Exercise aim ::
Reproduce all the entries precisely.

▶

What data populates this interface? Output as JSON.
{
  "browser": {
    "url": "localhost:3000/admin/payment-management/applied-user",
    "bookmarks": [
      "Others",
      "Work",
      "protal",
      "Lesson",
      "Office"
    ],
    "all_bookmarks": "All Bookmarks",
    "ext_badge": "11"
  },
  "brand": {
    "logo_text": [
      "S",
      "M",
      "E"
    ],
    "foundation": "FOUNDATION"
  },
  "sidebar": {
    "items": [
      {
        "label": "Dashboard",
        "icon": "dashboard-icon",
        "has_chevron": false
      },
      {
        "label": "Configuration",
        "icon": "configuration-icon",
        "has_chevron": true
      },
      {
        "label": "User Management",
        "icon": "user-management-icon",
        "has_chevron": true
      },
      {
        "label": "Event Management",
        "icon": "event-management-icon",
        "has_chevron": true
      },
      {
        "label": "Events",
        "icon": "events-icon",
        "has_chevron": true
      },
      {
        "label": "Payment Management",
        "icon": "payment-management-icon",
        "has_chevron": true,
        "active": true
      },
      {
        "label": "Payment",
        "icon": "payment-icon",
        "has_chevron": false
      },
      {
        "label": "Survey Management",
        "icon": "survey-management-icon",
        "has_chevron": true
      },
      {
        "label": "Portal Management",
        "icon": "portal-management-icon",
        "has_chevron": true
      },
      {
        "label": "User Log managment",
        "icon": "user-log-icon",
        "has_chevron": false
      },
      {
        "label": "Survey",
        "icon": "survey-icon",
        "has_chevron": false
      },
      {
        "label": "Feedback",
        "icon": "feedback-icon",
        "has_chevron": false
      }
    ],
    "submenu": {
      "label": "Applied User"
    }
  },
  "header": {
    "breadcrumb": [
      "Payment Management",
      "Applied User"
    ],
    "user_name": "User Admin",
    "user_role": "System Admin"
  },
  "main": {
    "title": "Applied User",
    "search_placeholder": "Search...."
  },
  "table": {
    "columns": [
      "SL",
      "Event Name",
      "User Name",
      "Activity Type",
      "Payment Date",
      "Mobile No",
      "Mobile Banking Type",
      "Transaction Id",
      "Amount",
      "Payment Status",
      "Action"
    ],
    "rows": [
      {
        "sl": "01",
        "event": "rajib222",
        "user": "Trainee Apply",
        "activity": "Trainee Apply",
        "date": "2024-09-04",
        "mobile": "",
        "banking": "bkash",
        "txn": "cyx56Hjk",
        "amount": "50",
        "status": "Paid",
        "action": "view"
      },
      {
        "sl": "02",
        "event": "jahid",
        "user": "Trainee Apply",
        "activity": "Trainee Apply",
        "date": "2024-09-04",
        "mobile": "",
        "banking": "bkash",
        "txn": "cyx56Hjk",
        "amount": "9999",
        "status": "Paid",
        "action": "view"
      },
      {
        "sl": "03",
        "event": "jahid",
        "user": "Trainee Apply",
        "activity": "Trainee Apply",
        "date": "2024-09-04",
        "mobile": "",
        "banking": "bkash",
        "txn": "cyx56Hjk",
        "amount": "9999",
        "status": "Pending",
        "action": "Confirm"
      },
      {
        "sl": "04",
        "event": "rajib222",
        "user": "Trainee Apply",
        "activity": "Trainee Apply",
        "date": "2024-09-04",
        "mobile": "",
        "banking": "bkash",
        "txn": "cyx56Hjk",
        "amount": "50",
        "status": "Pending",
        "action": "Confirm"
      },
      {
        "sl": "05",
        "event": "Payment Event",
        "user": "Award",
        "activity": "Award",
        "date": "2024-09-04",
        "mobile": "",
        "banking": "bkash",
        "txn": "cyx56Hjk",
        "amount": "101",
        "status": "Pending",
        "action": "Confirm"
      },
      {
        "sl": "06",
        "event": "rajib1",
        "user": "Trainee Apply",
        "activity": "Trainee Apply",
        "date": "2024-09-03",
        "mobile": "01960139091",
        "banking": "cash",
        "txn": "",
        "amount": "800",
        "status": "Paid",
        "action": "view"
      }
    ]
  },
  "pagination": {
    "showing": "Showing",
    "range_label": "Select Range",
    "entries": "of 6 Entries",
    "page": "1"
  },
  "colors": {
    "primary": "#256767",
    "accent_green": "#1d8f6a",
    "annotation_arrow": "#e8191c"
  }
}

◀

Exercise response ::
What data populates this interface? Output as JSON.
{
  "browser": {
    "url": "localhost:3000/admin/payment-management/applied-user",
    "bookmarks": [
      "Others",
      "Work",
      "protal",
      "Lesson",
      "Office"
    ],
    "all_bookmarks": "All Bookmarks",
    "ext_badge": "11"
  },
  "brand": {
    "logo_text": [
      "S",
      "M",
      "E"
    ],
    "foundation": "FOUNDATION"
  },
  "sidebar": {
    "items": [
      {
        "label": "Dashboard",
        "icon": "dashboard-icon",
        "has_chevron": false
      },
      {
        "label": "Configuration",
        "icon": "configuration-icon",
        "has_chevron": true
      },
      {
        "label": "User Management",
        "icon": "user-management-icon",
        "has_chevron": true
      },
      {
        "label": "Event Management",
        "icon": "event-management-icon",
        "has_chevron": true
      },
      {
        "label": "Events",
        "icon": "events-icon",
        "has_chevron": true
      },
      {
        "label": "Payment Management",
        "icon": "payment-management-icon",
        "has_chevron": true,
        "active": true
      },
      {
        "label": "Payment",
        "icon": "payment-icon",
        "has_chevron": false
      },
      {
        "label": "Survey Management",
        "icon": "survey-management-icon",
        "has_chevron": true
      },
      {
        "label": "Portal Management",
        "icon": "portal-management-icon",
        "has_chevron": true
      },
      {
        "label": "User Log managment",
        "icon": "user-log-icon",
        "has_chevron": false
      },
      {
        "label": "Survey",
        "icon": "survey-icon",
        "has_chevron": false
      },
      {
        "label": "Feedback",
        "icon": "feedback-icon",
        "has_chevron": false
      }
    ],
    "submenu": {
      "label": "Applied User"
    }
  },
  "header": {
    "breadcrumb": [
      "Payment Management",
      "Applied User"
    ],
    "user_name": "User Admin",
    "user_role": "System Admin"
  },
  "main": {
    "title": "Applied User",
    "search_placeholder": "Search...."
  },
  "table": {
    "columns": [
      "SL",
      "Event Name",
      "User Name",
      "Activity Type",
      "Payment Date",
      "Mobile No",
      "Mobile Banking Type",
      "Transaction Id",
      "Amount",
      "Payment Status",
      "Action"
    ],
    "rows": [
      {
        "sl": "01",
        "event": "rajib222",
        "user": "Trainee Apply",
        "activity": "Trainee Apply",
        "date": "2024-09-04",
        "mobile": "",
        "banking": "bkash",
        "txn": "cyx56Hjk",
        "amount": "50",
        "status": "Paid",
        "action": "view"
      },
      {
        "sl": "02",
        "event": "jahid",
        "user": "Trainee Apply",
        "activity": "Trainee Apply",
        "date": "2024-09-04",
        "mobile": "",
        "banking": "bkash",
        "txn": "cyx56Hjk",
        "amount": "9999",
        "status": "Paid",
        "action": "view"
      },
      {
        "sl": "03",
        "event": "jahid",
        "user": "Trainee Apply",
        "activity": "Trainee Apply",
        "date": "2024-09-04",
        "mobile": "",
        "banking": "bkash",
        "txn": "cyx56Hjk",
        "amount": "9999",
        "status": "Pending",
        "action": "Confirm"
      },
      {
        "sl": "04",
        "event": "rajib222",
        "user": "Trainee Apply",
        "activity": "Trainee Apply",
        "date": "2024-09-04",
        "mobile": "",
        "banking": "bkash",
        "txn": "cyx56Hjk",
        "amount": "50",
        "status": "Pending",
        "action": "Confirm"
      },
      {
        "sl": "05",
        "event": "Payment Event",
        "user": "Award",
        "activity": "Award",
        "date": "2024-09-04",
        "mobile": "",
        "banking": "bkash",
        "txn": "cyx56Hjk",
        "amount": "101",
        "status": "Pending",
        "action": "Confirm"
      },
      {
        "sl": "06",
        "event": "rajib1",
        "user": "Trainee Apply",
        "activity": "Trainee Apply",
        "date": "2024-09-03",
        "mobile": "01960139091",
        "banking": "cash",
        "txn": "",
        "amount": "800",
        "status": "Paid",
        "action": "view"
      }
    ]
  },
  "pagination": {
    "showing": "Showing",
    "range_label": "Select Range",
    "entries": "of 6 Entries",
    "page": "1"
  },
  "colors": {
    "primary": "#256767",
    "accent_green": "#1d8f6a",
    "annotation_arrow": "#e8191c"
  }
}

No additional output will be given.